## TO DO
Gather all lines in the data that hold the string "mais".

Segment Open

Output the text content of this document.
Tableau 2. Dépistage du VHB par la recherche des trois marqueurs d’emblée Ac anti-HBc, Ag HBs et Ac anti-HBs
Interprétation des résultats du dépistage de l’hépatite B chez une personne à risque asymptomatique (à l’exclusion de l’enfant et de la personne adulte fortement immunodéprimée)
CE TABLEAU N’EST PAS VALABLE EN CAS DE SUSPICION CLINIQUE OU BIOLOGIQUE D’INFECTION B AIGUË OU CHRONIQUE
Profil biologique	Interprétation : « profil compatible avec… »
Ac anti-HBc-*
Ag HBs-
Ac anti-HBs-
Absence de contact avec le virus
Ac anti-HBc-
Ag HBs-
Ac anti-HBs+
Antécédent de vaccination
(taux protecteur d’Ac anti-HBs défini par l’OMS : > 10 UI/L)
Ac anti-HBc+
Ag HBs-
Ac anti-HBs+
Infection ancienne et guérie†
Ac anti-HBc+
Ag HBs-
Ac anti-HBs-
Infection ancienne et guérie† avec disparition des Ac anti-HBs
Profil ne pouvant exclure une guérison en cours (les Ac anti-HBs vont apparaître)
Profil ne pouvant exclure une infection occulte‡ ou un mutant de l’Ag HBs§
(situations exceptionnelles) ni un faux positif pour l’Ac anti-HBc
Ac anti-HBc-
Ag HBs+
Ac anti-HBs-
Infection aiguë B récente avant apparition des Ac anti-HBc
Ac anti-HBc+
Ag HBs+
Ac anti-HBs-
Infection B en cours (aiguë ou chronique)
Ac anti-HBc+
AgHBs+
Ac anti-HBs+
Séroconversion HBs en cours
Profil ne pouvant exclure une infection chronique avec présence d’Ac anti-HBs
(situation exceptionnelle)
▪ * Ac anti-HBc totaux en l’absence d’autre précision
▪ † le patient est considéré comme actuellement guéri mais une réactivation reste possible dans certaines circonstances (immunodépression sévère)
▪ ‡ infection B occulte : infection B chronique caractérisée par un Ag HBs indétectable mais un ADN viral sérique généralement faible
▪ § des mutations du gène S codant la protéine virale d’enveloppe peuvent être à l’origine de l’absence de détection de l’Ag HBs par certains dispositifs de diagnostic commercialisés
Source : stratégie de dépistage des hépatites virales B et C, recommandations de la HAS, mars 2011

Segment Closed
Segment Open

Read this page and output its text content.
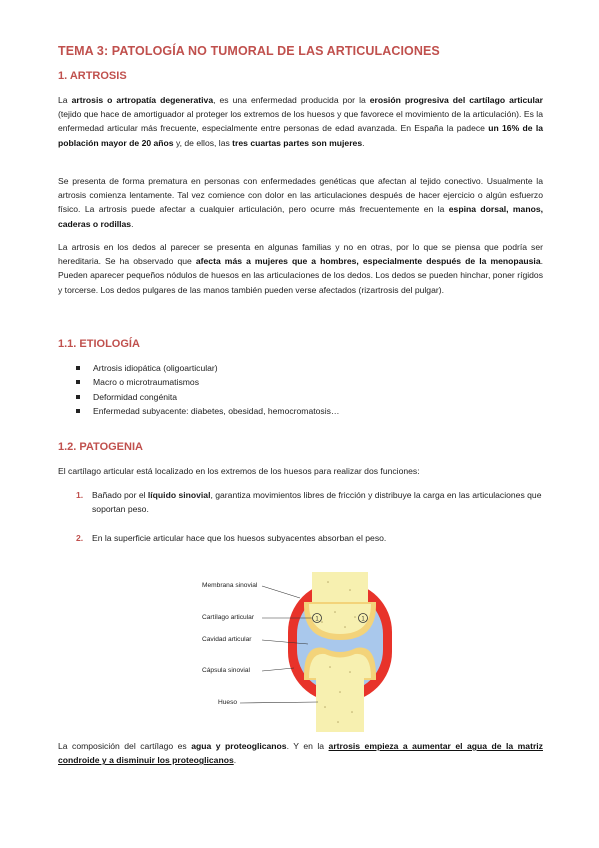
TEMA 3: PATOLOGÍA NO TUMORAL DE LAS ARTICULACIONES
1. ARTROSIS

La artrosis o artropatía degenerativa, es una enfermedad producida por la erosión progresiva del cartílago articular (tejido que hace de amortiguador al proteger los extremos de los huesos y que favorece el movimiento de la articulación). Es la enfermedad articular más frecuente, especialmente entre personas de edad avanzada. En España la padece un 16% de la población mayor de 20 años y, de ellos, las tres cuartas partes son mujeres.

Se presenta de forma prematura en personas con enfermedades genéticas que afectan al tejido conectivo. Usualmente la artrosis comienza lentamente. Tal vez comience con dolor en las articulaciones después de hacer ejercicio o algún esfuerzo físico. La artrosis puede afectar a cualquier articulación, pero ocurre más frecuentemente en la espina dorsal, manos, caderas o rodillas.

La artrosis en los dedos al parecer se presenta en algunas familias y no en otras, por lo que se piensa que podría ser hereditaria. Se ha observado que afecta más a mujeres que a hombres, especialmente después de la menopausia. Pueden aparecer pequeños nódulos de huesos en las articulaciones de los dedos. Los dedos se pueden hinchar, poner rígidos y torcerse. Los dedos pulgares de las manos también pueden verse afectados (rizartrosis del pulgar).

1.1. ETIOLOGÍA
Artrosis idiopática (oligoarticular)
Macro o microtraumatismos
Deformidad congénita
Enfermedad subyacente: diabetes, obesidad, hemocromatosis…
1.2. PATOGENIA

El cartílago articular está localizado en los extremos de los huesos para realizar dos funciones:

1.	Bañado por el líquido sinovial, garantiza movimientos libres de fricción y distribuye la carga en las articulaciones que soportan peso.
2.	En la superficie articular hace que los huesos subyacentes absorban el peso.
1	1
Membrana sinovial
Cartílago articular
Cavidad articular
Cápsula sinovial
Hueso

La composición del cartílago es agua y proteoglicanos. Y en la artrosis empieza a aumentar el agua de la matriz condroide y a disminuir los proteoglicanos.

Segment Closed

## TASK RESPONSE
▪ † le patient est considéré comme actuellement guéri mais une réactivation reste possible dans certaines circonstances (immunodépression sévère)
▪ ‡ infection B occulte : infection B chronique caractérisée par un Ag HBs indétectable mais un ADN viral sérique généralement faible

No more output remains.